• _What this task involves_:
In the data below, find every line that has the string "JSON", and copy it.

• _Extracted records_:
-.-.-
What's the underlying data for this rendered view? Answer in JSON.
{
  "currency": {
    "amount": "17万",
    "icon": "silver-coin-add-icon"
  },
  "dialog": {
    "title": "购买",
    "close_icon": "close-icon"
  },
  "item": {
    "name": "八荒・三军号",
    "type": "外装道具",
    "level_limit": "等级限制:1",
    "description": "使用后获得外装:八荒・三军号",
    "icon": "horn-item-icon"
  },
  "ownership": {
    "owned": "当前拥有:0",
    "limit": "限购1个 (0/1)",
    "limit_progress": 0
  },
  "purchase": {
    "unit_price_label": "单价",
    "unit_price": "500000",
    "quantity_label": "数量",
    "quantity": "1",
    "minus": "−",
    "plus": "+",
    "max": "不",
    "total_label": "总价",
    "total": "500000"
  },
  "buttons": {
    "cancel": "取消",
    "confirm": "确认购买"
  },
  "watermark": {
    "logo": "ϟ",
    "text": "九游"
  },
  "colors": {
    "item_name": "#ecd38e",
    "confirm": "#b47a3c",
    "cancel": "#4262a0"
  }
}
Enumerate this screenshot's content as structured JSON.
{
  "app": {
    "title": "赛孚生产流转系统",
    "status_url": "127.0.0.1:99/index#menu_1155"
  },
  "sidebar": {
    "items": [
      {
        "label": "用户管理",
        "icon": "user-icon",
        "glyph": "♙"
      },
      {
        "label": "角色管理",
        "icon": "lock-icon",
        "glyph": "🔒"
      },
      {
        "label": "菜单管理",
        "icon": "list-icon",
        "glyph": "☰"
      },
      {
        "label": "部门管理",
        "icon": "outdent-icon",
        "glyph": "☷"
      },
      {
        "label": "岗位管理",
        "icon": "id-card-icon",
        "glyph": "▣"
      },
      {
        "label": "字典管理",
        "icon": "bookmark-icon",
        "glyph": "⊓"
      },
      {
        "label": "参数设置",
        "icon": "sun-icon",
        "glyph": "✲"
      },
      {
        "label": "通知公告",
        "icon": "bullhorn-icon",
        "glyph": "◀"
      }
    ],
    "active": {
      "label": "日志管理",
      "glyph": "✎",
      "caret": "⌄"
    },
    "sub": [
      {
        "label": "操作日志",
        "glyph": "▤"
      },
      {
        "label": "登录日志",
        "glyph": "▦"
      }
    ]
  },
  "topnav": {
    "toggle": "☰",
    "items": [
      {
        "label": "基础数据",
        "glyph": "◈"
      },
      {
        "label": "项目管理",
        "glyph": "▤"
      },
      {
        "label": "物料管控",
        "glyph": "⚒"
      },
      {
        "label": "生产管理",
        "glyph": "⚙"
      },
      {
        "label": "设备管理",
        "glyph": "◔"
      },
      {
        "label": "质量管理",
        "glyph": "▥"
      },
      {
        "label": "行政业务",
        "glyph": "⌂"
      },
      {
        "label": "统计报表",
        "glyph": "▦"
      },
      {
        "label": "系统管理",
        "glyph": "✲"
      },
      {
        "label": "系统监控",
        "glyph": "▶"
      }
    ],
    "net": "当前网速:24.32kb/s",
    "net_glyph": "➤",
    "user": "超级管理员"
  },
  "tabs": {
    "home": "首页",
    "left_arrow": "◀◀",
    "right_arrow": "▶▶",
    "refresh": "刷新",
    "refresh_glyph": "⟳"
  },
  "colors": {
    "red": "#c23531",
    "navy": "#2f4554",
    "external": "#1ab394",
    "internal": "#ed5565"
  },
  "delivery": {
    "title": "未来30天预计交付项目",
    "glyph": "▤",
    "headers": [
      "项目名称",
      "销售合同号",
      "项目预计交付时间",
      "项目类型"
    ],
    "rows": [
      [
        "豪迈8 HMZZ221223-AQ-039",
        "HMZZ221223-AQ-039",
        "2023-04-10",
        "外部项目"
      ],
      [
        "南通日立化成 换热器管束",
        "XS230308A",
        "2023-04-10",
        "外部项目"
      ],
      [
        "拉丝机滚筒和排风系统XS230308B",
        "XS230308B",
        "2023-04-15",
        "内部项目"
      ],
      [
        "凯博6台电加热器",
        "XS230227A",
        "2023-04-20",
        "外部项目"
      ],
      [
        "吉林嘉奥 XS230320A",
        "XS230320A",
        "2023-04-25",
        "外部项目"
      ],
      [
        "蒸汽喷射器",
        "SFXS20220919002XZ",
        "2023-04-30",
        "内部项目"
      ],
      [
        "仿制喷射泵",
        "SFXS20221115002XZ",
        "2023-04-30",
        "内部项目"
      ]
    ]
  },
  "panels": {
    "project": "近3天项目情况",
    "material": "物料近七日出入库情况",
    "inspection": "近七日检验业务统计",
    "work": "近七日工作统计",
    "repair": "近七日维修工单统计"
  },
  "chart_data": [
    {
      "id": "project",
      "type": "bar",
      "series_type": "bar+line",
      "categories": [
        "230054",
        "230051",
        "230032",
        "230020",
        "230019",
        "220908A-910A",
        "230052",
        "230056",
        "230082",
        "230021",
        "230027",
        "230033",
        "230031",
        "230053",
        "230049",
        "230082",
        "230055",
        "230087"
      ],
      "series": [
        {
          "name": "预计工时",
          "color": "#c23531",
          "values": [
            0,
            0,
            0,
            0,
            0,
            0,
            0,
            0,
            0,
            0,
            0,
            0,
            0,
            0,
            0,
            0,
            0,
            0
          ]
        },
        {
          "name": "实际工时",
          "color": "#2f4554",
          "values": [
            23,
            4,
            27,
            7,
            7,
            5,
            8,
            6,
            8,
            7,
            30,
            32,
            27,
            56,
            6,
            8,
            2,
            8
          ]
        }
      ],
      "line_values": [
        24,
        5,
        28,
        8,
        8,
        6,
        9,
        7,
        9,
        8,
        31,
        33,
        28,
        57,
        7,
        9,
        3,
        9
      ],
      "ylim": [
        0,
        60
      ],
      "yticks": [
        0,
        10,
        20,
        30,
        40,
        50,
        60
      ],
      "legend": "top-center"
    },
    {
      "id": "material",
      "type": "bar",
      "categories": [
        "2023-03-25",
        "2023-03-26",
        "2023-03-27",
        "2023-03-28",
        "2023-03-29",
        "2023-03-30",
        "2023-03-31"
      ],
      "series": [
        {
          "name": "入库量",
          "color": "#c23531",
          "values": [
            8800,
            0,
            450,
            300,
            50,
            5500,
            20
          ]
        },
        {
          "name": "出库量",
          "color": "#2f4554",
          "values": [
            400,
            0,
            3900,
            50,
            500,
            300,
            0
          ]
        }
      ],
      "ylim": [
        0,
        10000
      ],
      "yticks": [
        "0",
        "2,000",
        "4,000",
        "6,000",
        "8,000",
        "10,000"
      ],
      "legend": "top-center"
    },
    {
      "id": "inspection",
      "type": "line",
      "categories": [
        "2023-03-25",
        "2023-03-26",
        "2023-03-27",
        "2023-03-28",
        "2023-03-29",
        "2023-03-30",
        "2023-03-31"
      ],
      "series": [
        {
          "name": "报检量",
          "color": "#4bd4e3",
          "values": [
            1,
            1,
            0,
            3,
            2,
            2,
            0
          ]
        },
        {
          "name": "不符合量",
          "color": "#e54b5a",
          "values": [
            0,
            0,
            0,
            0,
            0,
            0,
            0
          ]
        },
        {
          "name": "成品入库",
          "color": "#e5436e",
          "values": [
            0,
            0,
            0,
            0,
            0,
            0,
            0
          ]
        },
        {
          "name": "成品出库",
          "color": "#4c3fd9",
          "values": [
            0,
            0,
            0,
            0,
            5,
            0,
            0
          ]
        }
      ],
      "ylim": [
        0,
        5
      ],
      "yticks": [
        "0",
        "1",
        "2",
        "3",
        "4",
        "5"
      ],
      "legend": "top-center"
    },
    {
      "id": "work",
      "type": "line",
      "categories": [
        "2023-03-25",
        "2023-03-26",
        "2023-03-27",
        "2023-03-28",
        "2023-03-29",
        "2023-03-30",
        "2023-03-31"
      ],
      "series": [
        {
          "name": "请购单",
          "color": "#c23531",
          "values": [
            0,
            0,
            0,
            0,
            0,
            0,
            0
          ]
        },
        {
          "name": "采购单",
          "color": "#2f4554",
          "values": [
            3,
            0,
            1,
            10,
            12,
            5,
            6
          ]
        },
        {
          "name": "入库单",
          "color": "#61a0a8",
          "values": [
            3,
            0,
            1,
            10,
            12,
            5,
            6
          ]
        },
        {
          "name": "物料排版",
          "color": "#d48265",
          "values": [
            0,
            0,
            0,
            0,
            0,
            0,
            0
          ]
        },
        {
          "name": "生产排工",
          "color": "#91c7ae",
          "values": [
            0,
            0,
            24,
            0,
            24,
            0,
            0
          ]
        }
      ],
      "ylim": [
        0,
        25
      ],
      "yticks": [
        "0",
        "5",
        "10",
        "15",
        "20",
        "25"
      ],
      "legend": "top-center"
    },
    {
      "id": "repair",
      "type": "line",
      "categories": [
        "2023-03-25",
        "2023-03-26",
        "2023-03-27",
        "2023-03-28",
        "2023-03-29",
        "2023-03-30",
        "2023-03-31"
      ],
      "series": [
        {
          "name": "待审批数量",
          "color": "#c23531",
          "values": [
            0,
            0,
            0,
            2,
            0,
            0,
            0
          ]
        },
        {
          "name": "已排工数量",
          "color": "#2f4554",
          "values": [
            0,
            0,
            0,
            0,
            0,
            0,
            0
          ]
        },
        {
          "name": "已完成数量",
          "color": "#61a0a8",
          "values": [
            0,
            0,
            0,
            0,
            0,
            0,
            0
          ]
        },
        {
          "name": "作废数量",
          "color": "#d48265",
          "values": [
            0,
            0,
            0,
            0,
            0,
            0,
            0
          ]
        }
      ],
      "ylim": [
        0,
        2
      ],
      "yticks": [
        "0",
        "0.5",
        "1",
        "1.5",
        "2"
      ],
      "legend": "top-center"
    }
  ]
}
-.-.-
• _Task answer_:
What's the underlying data for this rendered view? Answer in JSON.
Enumerate this screenshot's content as structured JSON.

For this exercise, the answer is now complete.